RECORDS PROVIDED.
########

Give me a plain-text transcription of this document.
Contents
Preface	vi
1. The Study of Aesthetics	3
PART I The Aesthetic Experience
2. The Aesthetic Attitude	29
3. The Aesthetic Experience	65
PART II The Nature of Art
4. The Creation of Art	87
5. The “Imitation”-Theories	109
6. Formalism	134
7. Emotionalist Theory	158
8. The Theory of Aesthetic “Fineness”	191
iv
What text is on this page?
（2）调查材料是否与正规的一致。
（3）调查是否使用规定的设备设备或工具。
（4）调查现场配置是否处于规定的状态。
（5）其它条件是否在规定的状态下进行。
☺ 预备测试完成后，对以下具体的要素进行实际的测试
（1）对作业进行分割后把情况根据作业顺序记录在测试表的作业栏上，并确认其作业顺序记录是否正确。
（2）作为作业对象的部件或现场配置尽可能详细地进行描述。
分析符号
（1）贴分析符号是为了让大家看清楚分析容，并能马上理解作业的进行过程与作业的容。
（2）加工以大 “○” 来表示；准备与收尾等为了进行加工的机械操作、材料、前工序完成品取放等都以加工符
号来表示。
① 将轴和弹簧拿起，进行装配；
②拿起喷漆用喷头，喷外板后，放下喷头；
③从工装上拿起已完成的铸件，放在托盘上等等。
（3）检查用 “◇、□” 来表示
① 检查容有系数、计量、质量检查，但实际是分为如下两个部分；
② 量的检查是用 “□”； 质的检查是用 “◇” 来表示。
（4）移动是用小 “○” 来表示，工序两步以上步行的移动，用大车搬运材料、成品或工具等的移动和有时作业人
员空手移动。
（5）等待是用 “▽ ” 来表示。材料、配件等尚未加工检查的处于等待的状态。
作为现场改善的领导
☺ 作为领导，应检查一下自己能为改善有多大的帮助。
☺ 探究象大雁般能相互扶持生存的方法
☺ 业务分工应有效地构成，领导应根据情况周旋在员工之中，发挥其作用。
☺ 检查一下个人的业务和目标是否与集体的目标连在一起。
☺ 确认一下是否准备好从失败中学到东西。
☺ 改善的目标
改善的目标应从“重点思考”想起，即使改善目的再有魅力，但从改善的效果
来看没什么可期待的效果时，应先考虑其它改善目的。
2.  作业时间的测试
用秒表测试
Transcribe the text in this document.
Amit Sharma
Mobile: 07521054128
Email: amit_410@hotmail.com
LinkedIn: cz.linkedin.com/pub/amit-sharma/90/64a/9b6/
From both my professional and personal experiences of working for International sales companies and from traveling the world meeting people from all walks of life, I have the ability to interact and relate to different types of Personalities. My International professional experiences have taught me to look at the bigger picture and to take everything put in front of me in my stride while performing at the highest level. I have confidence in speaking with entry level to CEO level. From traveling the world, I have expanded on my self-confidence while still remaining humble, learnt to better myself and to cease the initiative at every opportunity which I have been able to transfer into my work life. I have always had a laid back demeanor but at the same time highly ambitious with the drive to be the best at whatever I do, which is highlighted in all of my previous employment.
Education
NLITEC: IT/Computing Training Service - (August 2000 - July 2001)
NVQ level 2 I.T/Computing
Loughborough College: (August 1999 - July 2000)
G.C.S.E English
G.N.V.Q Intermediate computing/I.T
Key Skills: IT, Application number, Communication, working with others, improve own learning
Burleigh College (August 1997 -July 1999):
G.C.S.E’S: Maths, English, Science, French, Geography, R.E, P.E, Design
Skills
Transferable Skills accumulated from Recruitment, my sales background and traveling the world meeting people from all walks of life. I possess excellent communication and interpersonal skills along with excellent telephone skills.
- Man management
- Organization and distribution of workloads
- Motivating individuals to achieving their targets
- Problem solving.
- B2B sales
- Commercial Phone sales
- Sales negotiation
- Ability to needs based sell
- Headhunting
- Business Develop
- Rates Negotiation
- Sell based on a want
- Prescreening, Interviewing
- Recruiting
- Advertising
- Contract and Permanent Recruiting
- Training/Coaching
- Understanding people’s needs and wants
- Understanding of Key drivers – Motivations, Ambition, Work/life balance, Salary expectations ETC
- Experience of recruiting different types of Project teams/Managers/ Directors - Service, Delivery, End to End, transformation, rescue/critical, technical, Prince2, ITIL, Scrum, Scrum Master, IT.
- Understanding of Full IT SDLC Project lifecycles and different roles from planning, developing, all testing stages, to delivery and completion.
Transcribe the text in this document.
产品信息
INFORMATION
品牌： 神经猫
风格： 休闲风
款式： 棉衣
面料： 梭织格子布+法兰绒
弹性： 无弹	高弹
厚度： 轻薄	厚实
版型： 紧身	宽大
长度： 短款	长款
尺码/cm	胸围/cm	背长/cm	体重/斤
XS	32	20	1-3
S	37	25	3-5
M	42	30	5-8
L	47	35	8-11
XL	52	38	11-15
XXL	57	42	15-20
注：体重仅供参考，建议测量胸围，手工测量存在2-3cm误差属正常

########

SET EXERCISE. Restate the whole listing exactly, leaving out nothing.

SOLVED PROBLEM.
Give me a plain-text transcription of this document.
Contents
Preface	vi
1. The Study of Aesthetics	3
PART I The Aesthetic Experience
2. The Aesthetic Attitude	29
3. The Aesthetic Experience	65
PART II The Nature of Art
4. The Creation of Art	87
5. The “Imitation”-Theories	109
6. Formalism	134
7. Emotionalist Theory	158
8. The Theory of Aesthetic “Fineness”	191
iv
What text is on this page?
（2）调查材料是否与正规的一致。
（3）调查是否使用规定的设备设备或工具。
（4）调查现场配置是否处于规定的状态。
（5）其它条件是否在规定的状态下进行。
☺ 预备测试完成后，对以下具体的要素进行实际的测试
（1）对作业进行分割后把情况根据作业顺序记录在测试表的作业栏上，并确认其作业顺序记录是否正确。
（2）作为作业对象的部件或现场配置尽可能详细地进行描述。
分析符号
（1）贴分析符号是为了让大家看清楚分析容，并能马上理解作业的进行过程与作业的容。
（2）加工以大 “○” 来表示；准备与收尾等为了进行加工的机械操作、材料、前工序完成品取放等都以加工符
号来表示。
① 将轴和弹簧拿起，进行装配；
②拿起喷漆用喷头，喷外板后，放下喷头；
③从工装上拿起已完成的铸件，放在托盘上等等。
（3）检查用 “◇、□” 来表示
① 检查容有系数、计量、质量检查，但实际是分为如下两个部分；
② 量的检查是用 “□”； 质的检查是用 “◇” 来表示。
（4）移动是用小 “○” 来表示，工序两步以上步行的移动，用大车搬运材料、成品或工具等的移动和有时作业人
员空手移动。
（5）等待是用 “▽ ” 来表示。材料、配件等尚未加工检查的处于等待的状态。
作为现场改善的领导
☺ 作为领导，应检查一下自己能为改善有多大的帮助。
☺ 探究象大雁般能相互扶持生存的方法
☺ 业务分工应有效地构成，领导应根据情况周旋在员工之中，发挥其作用。
☺ 检查一下个人的业务和目标是否与集体的目标连在一起。
☺ 确认一下是否准备好从失败中学到东西。
☺ 改善的目标
改善的目标应从“重点思考”想起，即使改善目的再有魅力，但从改善的效果
来看没什么可期待的效果时，应先考虑其它改善目的。
2.  作业时间的测试
用秒表测试
Transcribe the text in this document.
Amit Sharma
Mobile: 07521054128
Email: amit_410@hotmail.com
LinkedIn: cz.linkedin.com/pub/amit-sharma/90/64a/9b6/
From both my professional and personal experiences of working for International sales companies and from traveling the world meeting people from all walks of life, I have the ability to interact and relate to different types of Personalities. My International professional experiences have taught me to look at the bigger picture and to take everything put in front of me in my stride while performing at the highest level. I have confidence in speaking with entry level to CEO level. From traveling the world, I have expanded on my self-confidence while still remaining humble, learnt to better myself and to cease the initiative at every opportunity which I have been able to transfer into my work life. I have always had a laid back demeanor but at the same time highly ambitious with the drive to be the best at whatever I do, which is highlighted in all of my previous employment.
Education
NLITEC: IT/Computing Training Service - (August 2000 - July 2001)
NVQ level 2 I.T/Computing
Loughborough College: (August 1999 - July 2000)
G.C.S.E English
G.N.V.Q Intermediate computing/I.T
Key Skills: IT, Application number, Communication, working with others, improve own learning
Burleigh College (August 1997 -July 1999):
G.C.S.E’S: Maths, English, Science, French, Geography, R.E, P.E, Design
Skills
Transferable Skills accumulated from Recruitment, my sales background and traveling the world meeting people from all walks of life. I possess excellent communication and interpersonal skills along with excellent telephone skills.
- Man management
- Organization and distribution of workloads
- Motivating individuals to achieving their targets
- Problem solving.
- B2B sales
- Commercial Phone sales
- Sales negotiation
- Ability to needs based sell
- Headhunting
- Business Develop
- Rates Negotiation
- Sell based on a want
- Prescreening, Interviewing
- Recruiting
- Advertising
- Contract and Permanent Recruiting
- Training/Coaching
- Understanding people’s needs and wants
- Understanding of Key drivers – Motivations, Ambition, Work/life balance, Salary expectations ETC
- Experience of recruiting different types of Project teams/Managers/ Directors - Service, Delivery, End to End, transformation, rescue/critical, technical, Prince2, ITIL, Scrum, Scrum Master, IT.
- Understanding of Full IT SDLC Project lifecycles and different roles from planning, developing, all testing stages, to delivery and completion.
Transcribe the text in this document.
产品信息
INFORMATION
品牌： 神经猫
风格： 休闲风
款式： 棉衣
面料： 梭织格子布+法兰绒
弹性： 无弹	高弹
厚度： 轻薄	厚实
版型： 紧身	宽大
长度： 短款	长款
尺码/cm	胸围/cm	背长/cm	体重/斤
XS	32	20	1-3
S	37	25	3-5
M	42	30	5-8
L	47	35	8-11
XL	52	38	11-15
XXL	57	42	15-20
注：体重仅供参考，建议测量胸围，手工测量存在2-3cm误差属正常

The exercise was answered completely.